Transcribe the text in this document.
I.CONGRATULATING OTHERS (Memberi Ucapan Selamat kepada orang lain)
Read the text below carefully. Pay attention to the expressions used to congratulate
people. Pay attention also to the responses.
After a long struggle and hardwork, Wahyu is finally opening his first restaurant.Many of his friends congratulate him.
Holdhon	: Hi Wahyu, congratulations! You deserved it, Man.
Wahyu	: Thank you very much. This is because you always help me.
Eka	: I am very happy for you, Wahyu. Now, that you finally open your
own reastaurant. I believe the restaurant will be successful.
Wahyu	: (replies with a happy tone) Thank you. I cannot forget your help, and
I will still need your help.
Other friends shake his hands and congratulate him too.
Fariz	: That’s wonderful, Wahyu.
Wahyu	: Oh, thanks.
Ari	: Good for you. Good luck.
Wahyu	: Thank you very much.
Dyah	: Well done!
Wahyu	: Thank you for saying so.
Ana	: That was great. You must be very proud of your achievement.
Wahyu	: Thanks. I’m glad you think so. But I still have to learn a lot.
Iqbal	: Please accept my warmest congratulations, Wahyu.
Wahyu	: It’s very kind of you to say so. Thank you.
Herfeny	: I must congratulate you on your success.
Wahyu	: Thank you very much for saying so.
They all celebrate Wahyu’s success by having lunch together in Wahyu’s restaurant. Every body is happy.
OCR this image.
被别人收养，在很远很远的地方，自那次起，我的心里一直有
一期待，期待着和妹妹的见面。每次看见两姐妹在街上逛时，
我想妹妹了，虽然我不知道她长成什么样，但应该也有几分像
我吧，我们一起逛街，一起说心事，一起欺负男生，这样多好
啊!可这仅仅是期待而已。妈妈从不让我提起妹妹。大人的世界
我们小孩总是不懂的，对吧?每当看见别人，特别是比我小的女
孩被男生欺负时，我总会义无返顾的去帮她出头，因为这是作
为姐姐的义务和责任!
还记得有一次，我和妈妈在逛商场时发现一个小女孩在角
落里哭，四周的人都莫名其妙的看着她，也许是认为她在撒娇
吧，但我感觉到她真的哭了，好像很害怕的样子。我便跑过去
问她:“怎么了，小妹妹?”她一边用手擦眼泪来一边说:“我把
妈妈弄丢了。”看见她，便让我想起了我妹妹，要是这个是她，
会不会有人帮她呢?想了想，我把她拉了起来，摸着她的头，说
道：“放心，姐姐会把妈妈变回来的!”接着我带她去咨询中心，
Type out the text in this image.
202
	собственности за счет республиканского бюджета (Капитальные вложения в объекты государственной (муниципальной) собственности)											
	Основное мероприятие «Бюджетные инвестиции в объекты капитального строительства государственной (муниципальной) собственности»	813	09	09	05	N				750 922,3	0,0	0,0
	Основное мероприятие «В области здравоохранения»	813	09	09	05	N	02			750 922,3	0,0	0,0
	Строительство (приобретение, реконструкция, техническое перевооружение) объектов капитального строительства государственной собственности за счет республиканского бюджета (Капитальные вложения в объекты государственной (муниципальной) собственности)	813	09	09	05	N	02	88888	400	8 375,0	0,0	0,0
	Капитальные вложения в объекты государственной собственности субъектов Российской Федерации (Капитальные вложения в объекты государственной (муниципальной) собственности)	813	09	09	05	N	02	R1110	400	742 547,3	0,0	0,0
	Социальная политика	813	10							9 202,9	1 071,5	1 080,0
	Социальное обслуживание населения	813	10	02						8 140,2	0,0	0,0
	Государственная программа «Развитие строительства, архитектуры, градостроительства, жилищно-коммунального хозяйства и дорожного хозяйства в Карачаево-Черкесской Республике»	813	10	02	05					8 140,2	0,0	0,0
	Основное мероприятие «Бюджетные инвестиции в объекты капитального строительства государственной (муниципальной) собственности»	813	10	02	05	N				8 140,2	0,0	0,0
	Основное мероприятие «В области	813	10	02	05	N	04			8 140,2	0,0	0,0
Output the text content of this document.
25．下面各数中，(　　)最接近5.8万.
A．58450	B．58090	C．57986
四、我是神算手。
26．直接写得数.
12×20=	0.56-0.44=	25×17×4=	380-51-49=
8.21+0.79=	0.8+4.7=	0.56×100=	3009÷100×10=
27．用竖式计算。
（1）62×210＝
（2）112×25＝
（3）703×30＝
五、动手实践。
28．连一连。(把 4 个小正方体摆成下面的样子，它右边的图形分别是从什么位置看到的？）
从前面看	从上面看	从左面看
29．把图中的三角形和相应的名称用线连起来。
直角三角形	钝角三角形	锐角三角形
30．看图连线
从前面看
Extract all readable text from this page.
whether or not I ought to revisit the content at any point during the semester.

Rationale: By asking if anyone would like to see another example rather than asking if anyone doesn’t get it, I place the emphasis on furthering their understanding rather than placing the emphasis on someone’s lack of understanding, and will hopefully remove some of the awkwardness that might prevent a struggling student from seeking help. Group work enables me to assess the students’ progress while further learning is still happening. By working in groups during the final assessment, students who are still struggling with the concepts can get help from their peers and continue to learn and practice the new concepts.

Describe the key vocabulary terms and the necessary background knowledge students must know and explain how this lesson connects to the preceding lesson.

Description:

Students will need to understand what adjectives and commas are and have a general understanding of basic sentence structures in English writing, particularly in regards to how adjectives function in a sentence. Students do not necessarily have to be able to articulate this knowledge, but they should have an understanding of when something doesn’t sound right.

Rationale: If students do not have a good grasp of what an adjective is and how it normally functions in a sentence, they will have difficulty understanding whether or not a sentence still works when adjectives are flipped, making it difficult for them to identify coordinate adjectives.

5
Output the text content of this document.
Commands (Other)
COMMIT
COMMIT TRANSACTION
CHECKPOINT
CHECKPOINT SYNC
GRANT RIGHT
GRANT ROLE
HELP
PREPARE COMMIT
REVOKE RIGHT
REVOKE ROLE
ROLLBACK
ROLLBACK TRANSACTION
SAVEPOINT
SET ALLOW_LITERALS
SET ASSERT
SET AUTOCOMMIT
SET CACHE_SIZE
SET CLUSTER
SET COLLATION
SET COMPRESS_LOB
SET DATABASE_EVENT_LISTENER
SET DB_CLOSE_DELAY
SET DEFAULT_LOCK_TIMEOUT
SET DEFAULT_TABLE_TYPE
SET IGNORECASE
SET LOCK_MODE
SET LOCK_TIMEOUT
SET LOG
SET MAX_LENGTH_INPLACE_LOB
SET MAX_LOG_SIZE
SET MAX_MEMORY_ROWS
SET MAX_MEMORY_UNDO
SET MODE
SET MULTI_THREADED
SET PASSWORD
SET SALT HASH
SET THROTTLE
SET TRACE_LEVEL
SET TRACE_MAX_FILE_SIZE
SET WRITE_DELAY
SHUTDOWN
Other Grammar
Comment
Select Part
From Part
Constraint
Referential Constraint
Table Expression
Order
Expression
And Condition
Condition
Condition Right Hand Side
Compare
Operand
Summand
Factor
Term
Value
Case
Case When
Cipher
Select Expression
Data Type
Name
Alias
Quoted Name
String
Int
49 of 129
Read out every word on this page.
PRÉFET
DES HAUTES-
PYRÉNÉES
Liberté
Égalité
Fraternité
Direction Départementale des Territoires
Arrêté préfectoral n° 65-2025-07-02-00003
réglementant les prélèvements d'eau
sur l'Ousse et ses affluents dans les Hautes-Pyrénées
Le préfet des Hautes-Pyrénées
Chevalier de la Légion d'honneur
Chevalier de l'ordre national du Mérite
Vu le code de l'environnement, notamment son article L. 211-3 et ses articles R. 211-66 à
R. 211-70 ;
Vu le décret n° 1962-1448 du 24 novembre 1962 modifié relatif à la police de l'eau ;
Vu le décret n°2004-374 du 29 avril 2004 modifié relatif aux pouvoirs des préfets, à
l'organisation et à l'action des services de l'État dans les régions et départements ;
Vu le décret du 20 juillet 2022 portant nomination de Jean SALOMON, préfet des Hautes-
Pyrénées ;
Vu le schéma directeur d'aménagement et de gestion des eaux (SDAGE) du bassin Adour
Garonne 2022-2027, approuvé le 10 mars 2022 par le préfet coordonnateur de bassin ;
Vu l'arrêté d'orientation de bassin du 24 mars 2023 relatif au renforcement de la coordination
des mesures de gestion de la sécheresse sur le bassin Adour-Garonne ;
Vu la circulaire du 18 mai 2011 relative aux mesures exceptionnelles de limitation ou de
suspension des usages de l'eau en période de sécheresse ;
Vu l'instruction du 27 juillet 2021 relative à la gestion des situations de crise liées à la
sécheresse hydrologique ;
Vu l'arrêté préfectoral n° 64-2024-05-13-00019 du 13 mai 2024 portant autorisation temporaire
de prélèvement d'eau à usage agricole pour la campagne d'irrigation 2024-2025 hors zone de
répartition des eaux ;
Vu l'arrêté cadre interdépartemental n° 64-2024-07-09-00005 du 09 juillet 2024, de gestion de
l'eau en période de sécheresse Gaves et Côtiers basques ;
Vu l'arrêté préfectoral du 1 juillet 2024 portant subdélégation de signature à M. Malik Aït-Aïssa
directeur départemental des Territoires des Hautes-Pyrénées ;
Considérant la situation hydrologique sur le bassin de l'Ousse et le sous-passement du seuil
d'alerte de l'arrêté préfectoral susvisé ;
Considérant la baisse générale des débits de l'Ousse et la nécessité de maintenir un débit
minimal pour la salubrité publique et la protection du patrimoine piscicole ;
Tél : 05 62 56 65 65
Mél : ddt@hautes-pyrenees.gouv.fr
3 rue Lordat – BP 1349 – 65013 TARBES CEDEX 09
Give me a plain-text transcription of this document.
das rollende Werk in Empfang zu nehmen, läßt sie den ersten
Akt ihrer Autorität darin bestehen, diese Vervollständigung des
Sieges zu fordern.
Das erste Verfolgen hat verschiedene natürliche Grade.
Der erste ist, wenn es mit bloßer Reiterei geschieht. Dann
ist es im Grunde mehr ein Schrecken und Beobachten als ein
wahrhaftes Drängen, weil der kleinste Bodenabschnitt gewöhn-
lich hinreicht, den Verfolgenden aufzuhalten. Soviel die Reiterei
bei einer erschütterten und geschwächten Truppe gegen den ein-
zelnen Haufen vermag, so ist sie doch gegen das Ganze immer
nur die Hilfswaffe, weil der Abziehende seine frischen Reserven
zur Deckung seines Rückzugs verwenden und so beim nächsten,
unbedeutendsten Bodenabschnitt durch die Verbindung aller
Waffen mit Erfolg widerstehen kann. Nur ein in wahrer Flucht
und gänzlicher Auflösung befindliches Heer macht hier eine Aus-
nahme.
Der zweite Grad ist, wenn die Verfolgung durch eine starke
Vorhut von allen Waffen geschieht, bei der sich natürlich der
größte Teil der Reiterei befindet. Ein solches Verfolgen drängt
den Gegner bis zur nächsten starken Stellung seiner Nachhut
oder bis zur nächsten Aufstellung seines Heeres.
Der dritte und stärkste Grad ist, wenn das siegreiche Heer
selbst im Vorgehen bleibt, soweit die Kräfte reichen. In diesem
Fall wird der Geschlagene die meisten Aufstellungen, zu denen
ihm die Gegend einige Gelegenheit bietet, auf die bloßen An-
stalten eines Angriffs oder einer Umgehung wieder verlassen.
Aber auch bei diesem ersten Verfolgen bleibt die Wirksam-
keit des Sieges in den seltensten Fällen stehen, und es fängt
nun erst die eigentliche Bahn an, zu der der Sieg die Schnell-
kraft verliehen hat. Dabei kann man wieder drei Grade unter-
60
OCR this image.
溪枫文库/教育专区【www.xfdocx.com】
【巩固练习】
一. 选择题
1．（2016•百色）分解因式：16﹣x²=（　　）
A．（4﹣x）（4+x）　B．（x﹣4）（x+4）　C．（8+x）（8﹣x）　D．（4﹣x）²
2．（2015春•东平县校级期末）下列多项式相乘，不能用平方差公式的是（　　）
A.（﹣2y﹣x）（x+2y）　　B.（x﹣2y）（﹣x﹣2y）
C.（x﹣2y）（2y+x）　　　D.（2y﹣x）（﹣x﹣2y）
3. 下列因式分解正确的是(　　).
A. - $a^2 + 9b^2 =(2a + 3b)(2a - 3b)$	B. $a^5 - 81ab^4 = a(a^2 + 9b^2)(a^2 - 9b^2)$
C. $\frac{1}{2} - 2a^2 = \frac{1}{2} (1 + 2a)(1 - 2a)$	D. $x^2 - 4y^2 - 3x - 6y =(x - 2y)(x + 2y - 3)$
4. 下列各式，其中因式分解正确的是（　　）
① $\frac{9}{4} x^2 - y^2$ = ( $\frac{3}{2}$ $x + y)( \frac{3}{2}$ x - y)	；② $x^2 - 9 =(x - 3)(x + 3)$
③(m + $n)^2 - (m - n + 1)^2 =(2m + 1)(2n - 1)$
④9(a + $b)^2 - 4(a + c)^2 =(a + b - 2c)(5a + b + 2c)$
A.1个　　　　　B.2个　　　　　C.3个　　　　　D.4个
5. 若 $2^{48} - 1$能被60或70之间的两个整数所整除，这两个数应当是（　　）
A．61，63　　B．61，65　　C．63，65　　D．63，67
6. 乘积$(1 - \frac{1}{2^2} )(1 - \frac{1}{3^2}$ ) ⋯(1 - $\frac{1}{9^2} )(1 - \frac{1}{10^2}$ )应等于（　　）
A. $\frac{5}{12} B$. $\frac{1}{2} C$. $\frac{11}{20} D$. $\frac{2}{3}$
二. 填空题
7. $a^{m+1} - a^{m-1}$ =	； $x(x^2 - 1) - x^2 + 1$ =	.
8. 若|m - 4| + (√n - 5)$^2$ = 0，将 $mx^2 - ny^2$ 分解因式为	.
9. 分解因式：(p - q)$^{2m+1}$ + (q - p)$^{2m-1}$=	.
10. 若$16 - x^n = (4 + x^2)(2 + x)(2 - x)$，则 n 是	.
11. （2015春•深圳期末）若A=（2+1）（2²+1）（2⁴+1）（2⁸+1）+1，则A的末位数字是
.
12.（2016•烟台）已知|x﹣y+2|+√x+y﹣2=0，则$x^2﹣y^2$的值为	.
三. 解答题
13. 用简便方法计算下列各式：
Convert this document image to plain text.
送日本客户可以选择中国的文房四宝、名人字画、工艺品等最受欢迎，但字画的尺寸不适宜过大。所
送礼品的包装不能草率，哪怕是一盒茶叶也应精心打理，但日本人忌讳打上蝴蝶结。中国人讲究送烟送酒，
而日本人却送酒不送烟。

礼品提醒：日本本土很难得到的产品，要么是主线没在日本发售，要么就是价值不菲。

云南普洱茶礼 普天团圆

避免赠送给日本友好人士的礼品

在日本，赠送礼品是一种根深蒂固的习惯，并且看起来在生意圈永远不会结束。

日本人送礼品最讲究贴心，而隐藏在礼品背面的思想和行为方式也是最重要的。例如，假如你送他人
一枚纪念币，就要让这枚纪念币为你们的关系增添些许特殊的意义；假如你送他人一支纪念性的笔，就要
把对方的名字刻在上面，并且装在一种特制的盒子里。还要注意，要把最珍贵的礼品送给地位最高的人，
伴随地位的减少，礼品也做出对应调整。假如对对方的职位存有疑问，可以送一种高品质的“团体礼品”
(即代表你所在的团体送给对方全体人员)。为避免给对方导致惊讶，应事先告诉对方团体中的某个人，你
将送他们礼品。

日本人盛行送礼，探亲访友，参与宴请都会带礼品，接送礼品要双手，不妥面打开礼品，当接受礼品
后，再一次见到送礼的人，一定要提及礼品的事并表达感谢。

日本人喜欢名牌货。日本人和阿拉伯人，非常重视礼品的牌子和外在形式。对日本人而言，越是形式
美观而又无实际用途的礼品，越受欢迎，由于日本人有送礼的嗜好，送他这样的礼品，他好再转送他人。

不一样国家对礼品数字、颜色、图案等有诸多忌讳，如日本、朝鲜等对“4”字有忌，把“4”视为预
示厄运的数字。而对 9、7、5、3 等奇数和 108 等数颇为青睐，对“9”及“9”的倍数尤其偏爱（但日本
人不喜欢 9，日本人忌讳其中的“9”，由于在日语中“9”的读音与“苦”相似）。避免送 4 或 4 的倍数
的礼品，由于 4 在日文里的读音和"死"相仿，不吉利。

▸ Exercise task: Gather and copy every line of the data in which the string "Waffen" is found.

▸ Answer below:
Waffen mit Erfolg widerstehen kann. Nur ein in wahrer Flucht
Vorhut von allen Waffen geschieht, bei der sich natürlich der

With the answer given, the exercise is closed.